Records from a dataset
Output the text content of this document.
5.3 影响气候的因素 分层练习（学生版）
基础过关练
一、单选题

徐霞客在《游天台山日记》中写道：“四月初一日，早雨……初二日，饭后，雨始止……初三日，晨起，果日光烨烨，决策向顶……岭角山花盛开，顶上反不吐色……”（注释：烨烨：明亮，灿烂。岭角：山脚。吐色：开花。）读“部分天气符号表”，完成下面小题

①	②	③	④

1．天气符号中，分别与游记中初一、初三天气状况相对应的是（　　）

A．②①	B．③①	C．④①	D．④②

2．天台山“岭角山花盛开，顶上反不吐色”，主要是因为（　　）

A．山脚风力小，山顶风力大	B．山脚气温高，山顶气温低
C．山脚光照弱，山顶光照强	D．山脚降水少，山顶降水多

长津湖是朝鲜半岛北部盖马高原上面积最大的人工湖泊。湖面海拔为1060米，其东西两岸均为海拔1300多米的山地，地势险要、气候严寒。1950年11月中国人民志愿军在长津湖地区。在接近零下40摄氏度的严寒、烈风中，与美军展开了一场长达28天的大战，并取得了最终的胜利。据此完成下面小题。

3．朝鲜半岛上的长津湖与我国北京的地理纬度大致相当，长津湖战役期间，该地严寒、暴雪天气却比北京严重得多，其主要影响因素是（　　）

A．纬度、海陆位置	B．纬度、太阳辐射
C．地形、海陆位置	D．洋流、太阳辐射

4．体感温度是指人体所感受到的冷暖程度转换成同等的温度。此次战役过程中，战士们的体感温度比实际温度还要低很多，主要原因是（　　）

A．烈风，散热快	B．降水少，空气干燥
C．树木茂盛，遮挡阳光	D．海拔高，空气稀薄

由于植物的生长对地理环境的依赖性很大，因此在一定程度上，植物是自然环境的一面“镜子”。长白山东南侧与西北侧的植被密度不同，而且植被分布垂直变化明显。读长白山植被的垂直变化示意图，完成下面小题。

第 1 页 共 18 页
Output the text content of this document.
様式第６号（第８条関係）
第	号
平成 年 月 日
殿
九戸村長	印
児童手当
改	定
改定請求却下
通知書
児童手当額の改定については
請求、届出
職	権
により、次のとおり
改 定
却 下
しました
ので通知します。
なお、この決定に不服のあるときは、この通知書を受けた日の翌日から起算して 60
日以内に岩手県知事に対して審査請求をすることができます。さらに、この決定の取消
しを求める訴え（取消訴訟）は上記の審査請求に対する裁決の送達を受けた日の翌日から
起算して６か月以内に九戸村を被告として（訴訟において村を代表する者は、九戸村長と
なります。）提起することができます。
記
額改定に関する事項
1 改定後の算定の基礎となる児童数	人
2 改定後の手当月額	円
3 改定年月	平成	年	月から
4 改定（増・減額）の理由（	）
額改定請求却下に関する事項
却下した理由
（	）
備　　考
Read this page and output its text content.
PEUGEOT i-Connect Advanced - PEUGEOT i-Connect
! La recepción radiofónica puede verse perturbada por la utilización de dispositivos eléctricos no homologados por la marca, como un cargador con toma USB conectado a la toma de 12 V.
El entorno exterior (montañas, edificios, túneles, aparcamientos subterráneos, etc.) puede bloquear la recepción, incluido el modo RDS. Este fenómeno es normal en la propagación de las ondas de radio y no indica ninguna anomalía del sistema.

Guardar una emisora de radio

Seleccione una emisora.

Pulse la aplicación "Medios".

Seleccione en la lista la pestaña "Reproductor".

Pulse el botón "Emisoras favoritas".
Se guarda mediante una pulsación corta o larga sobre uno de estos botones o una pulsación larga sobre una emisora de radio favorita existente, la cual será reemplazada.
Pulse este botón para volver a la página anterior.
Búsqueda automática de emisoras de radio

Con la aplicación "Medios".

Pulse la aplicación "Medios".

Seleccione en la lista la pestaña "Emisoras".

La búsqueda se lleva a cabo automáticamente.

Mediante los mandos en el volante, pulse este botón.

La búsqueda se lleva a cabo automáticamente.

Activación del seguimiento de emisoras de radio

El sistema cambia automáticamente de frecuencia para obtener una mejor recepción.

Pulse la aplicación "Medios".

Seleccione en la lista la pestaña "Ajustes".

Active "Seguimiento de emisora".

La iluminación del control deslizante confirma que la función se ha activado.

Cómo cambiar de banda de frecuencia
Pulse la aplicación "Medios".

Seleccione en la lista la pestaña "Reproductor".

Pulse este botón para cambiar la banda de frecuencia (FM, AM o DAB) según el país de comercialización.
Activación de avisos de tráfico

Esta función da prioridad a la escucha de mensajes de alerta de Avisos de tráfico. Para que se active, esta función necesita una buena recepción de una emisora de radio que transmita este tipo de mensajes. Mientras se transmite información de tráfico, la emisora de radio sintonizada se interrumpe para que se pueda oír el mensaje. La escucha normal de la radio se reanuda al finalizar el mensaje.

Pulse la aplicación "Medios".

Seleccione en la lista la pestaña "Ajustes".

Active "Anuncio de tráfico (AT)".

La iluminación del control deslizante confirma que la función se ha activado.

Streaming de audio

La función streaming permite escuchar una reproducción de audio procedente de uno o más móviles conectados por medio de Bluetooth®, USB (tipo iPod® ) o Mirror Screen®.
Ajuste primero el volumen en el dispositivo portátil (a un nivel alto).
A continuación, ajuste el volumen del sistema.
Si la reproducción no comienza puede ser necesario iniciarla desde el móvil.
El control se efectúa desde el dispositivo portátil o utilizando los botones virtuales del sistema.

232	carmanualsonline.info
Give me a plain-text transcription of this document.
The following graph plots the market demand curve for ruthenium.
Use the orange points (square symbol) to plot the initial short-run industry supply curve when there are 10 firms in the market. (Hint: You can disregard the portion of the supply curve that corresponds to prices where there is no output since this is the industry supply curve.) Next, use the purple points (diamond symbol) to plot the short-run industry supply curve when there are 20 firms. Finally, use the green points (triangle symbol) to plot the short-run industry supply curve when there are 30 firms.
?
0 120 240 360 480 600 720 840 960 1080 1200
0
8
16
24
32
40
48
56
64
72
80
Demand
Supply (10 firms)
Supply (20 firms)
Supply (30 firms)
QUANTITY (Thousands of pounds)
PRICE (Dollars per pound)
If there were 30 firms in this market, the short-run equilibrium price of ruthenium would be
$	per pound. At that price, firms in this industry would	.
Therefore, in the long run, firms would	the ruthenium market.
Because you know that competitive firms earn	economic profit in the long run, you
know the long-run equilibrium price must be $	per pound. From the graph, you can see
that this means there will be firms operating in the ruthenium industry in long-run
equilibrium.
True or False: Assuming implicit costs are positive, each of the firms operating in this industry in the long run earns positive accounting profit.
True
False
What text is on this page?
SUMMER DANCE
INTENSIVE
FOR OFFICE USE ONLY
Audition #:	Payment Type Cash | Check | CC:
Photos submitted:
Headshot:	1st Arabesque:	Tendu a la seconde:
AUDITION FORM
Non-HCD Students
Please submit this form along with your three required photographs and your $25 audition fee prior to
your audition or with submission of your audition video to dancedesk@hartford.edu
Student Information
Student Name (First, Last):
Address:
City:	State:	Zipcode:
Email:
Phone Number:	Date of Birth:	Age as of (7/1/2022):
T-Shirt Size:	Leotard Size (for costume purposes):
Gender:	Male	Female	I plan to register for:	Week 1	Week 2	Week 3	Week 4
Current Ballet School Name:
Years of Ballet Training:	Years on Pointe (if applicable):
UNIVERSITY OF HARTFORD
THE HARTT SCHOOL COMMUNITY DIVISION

__What is expected__
Return each line of the records above exactly as it reads.

__Response to this exercise__
Output the text content of this document.
5.3 影响气候的因素 分层练习（学生版）
基础过关练
一、单选题

徐霞客在《游天台山日记》中写道：“四月初一日，早雨……初二日，饭后，雨始止……初三日，晨起，果日光烨烨，决策向顶……岭角山花盛开，顶上反不吐色……”（注释：烨烨：明亮，灿烂。岭角：山脚。吐色：开花。）读“部分天气符号表”，完成下面小题

①	②	③	④

1．天气符号中，分别与游记中初一、初三天气状况相对应的是（　　）

A．②①	B．③①	C．④①	D．④②

2．天台山“岭角山花盛开，顶上反不吐色”，主要是因为（　　）

A．山脚风力小，山顶风力大	B．山脚气温高，山顶气温低
C．山脚光照弱，山顶光照强	D．山脚降水少，山顶降水多

长津湖是朝鲜半岛北部盖马高原上面积最大的人工湖泊。湖面海拔为1060米，其东西两岸均为海拔1300多米的山地，地势险要、气候严寒。1950年11月中国人民志愿军在长津湖地区。在接近零下40摄氏度的严寒、烈风中，与美军展开了一场长达28天的大战，并取得了最终的胜利。据此完成下面小题。

3．朝鲜半岛上的长津湖与我国北京的地理纬度大致相当，长津湖战役期间，该地严寒、暴雪天气却比北京严重得多，其主要影响因素是（　　）

A．纬度、海陆位置	B．纬度、太阳辐射
C．地形、海陆位置	D．洋流、太阳辐射

4．体感温度是指人体所感受到的冷暖程度转换成同等的温度。此次战役过程中，战士们的体感温度比实际温度还要低很多，主要原因是（　　）

A．烈风，散热快	B．降水少，空气干燥
C．树木茂盛，遮挡阳光	D．海拔高，空气稀薄

由于植物的生长对地理环境的依赖性很大，因此在一定程度上，植物是自然环境的一面“镜子”。长白山东南侧与西北侧的植被密度不同，而且植被分布垂直变化明显。读长白山植被的垂直变化示意图，完成下面小题。

第 1 页 共 18 页
Output the text content of this document.
様式第６号（第８条関係）
第	号
平成 年 月 日
殿
九戸村長	印
児童手当
改	定
改定請求却下
通知書
児童手当額の改定については
請求、届出
職	権
により、次のとおり
改 定
却 下
しました
ので通知します。
なお、この決定に不服のあるときは、この通知書を受けた日の翌日から起算して 60
日以内に岩手県知事に対して審査請求をすることができます。さらに、この決定の取消
しを求める訴え（取消訴訟）は上記の審査請求に対する裁決の送達を受けた日の翌日から
起算して６か月以内に九戸村を被告として（訴訟において村を代表する者は、九戸村長と
なります。）提起することができます。
記
額改定に関する事項
1 改定後の算定の基礎となる児童数	人
2 改定後の手当月額	円
3 改定年月	平成	年	月から
4 改定（増・減額）の理由（	）
額改定請求却下に関する事項
却下した理由
（	）
備　　考
Read this page and output its text content.
PEUGEOT i-Connect Advanced - PEUGEOT i-Connect
! La recepción radiofónica puede verse perturbada por la utilización de dispositivos eléctricos no homologados por la marca, como un cargador con toma USB conectado a la toma de 12 V.
El entorno exterior (montañas, edificios, túneles, aparcamientos subterráneos, etc.) puede bloquear la recepción, incluido el modo RDS. Este fenómeno es normal en la propagación de las ondas de radio y no indica ninguna anomalía del sistema.

Guardar una emisora de radio

Seleccione una emisora.

Pulse la aplicación "Medios".

Seleccione en la lista la pestaña "Reproductor".

Pulse el botón "Emisoras favoritas".
Se guarda mediante una pulsación corta o larga sobre uno de estos botones o una pulsación larga sobre una emisora de radio favorita existente, la cual será reemplazada.
Pulse este botón para volver a la página anterior.
Búsqueda automática de emisoras de radio

Con la aplicación "Medios".

Pulse la aplicación "Medios".

Seleccione en la lista la pestaña "Emisoras".

La búsqueda se lleva a cabo automáticamente.

Mediante los mandos en el volante, pulse este botón.

La búsqueda se lleva a cabo automáticamente.

Activación del seguimiento de emisoras de radio

El sistema cambia automáticamente de frecuencia para obtener una mejor recepción.

Pulse la aplicación "Medios".

Seleccione en la lista la pestaña "Ajustes".

Active "Seguimiento de emisora".

La iluminación del control deslizante confirma que la función se ha activado.

Cómo cambiar de banda de frecuencia
Pulse la aplicación "Medios".

Seleccione en la lista la pestaña "Reproductor".

Pulse este botón para cambiar la banda de frecuencia (FM, AM o DAB) según el país de comercialización.
Activación de avisos de tráfico

Esta función da prioridad a la escucha de mensajes de alerta de Avisos de tráfico. Para que se active, esta función necesita una buena recepción de una emisora de radio que transmita este tipo de mensajes. Mientras se transmite información de tráfico, la emisora de radio sintonizada se interrumpe para que se pueda oír el mensaje. La escucha normal de la radio se reanuda al finalizar el mensaje.

Pulse la aplicación "Medios".

Seleccione en la lista la pestaña "Ajustes".

Active "Anuncio de tráfico (AT)".

La iluminación del control deslizante confirma que la función se ha activado.

Streaming de audio

La función streaming permite escuchar una reproducción de audio procedente de uno o más móviles conectados por medio de Bluetooth®, USB (tipo iPod® ) o Mirror Screen®.
Ajuste primero el volumen en el dispositivo portátil (a un nivel alto).
A continuación, ajuste el volumen del sistema.
Si la reproducción no comienza puede ser necesario iniciarla desde el móvil.
El control se efectúa desde el dispositivo portátil o utilizando los botones virtuales del sistema.

232	carmanualsonline.info
Give me a plain-text transcription of this document.
The following graph plots the market demand curve for ruthenium.
Use the orange points (square symbol) to plot the initial short-run industry supply curve when there are 10 firms in the market. (Hint: You can disregard the portion of the supply curve that corresponds to prices where there is no output since this is the industry supply curve.) Next, use the purple points (diamond symbol) to plot the short-run industry supply curve when there are 20 firms. Finally, use the green points (triangle symbol) to plot the short-run industry supply curve when there are 30 firms.
?
0 120 240 360 480 600 720 840 960 1080 1200
0
8
16
24
32
40
48
56
64
72
80
Demand
Supply (10 firms)
Supply (20 firms)
Supply (30 firms)
QUANTITY (Thousands of pounds)
PRICE (Dollars per pound)
If there were 30 firms in this market, the short-run equilibrium price of ruthenium would be
$	per pound. At that price, firms in this industry would	.
Therefore, in the long run, firms would	the ruthenium market.
Because you know that competitive firms earn	economic profit in the long run, you
know the long-run equilibrium price must be $	per pound. From the graph, you can see
that this means there will be firms operating in the ruthenium industry in long-run
equilibrium.
True or False: Assuming implicit costs are positive, each of the firms operating in this industry in the long run earns positive accounting profit.
True
False
What text is on this page?
SUMMER DANCE
INTENSIVE
FOR OFFICE USE ONLY
Audition #:	Payment Type Cash | Check | CC:
Photos submitted:
Headshot:	1st Arabesque:	Tendu a la seconde:
AUDITION FORM
Non-HCD Students
Please submit this form along with your three required photographs and your $25 audition fee prior to
your audition or with submission of your audition video to dancedesk@hartford.edu
Student Information
Student Name (First, Last):
Address:
City:	State:	Zipcode:
Email:
Phone Number:	Date of Birth:	Age as of (7/1/2022):
T-Shirt Size:	Leotard Size (for costume purposes):
Gender:	Male	Female	I plan to register for:	Week 1	Week 2	Week 3	Week 4
Current Ballet School Name:
Years of Ballet Training:	Years on Pointe (if applicable):
UNIVERSITY OF HARTFORD
THE HARTT SCHOOL COMMUNITY DIVISION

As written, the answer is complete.